Lines from the one containing "Enumerate this screenshot's" through the end of the data are to be returned exactly, and no others.

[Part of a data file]
-=-=-=-=-

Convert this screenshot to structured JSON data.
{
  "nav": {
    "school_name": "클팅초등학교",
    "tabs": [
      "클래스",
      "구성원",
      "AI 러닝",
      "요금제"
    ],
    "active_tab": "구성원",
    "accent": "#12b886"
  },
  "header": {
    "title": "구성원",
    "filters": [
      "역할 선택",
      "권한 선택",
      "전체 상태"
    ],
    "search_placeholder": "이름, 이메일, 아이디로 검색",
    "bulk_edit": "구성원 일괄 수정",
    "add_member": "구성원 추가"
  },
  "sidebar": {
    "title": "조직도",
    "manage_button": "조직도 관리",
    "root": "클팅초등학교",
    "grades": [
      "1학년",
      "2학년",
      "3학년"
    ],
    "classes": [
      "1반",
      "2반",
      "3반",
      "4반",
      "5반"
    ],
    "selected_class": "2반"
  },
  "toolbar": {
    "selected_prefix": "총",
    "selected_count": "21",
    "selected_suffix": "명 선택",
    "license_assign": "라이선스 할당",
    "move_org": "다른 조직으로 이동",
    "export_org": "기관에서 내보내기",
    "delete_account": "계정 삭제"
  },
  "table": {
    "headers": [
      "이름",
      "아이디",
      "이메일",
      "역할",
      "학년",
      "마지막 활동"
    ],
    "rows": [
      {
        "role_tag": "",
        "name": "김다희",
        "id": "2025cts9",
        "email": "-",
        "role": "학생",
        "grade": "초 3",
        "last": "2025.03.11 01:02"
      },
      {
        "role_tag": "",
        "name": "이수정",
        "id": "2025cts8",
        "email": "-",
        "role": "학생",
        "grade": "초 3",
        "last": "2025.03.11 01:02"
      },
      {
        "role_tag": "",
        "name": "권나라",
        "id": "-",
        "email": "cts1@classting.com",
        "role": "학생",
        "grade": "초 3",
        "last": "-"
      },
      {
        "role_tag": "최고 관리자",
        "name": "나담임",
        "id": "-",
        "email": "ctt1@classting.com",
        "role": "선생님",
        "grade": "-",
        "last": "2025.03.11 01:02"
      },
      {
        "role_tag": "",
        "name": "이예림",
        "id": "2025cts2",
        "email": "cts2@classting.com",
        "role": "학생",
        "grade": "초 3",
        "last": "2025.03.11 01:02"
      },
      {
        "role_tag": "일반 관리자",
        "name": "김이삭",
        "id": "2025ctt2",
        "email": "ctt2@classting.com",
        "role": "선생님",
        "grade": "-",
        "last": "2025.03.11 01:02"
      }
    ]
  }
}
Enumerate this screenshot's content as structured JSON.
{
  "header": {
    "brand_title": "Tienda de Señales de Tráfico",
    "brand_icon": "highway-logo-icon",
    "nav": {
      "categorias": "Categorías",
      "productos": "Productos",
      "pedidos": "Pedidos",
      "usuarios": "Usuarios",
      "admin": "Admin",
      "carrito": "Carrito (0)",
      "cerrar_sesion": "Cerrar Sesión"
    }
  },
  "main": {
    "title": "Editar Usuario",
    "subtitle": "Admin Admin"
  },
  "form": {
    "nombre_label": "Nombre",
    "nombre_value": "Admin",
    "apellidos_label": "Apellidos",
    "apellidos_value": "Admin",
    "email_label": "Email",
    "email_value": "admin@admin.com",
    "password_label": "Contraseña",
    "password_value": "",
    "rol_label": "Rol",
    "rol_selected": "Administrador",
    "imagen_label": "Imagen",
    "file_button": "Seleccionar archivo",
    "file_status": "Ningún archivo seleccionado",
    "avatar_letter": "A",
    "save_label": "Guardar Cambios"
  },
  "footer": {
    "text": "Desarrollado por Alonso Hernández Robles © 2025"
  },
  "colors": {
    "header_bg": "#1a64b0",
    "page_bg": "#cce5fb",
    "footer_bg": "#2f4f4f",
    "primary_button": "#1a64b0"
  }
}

-=-=-=-=-

Output of the task
Enumerate this screenshot's content as structured JSON.
{
  "header": {
    "brand_title": "Tienda de Señales de Tráfico",
    "brand_icon": "highway-logo-icon",
    "nav": {
      "categorias": "Categorías",
      "productos": "Productos",
      "pedidos": "Pedidos",
      "usuarios": "Usuarios",
      "admin": "Admin",
      "carrito": "Carrito (0)",
      "cerrar_sesion": "Cerrar Sesión"
    }
  },
  "main": {
    "title": "Editar Usuario",
    "subtitle": "Admin Admin"
  },
  "form": {
    "nombre_label": "Nombre",
    "nombre_value": "Admin",
    "apellidos_label": "Apellidos",
    "apellidos_value": "Admin",
    "email_label": "Email",
    "email_value": "admin@admin.com",
    "password_label": "Contraseña",
    "password_value": "",
    "rol_label": "Rol",
    "rol_selected": "Administrador",
    "imagen_label": "Imagen",
    "file_button": "Seleccionar archivo",
    "file_status": "Ningún archivo seleccionado",
    "avatar_letter": "A",
    "save_label": "Guardar Cambios"
  },
  "footer": {
    "text": "Desarrollado por Alonso Hernández Robles © 2025"
  },
  "colors": {
    "header_bg": "#1a64b0",
    "page_bg": "#cce5fb",
    "footer_bg": "#2f4f4f",
    "primary_button": "#1a64b0"
  }
}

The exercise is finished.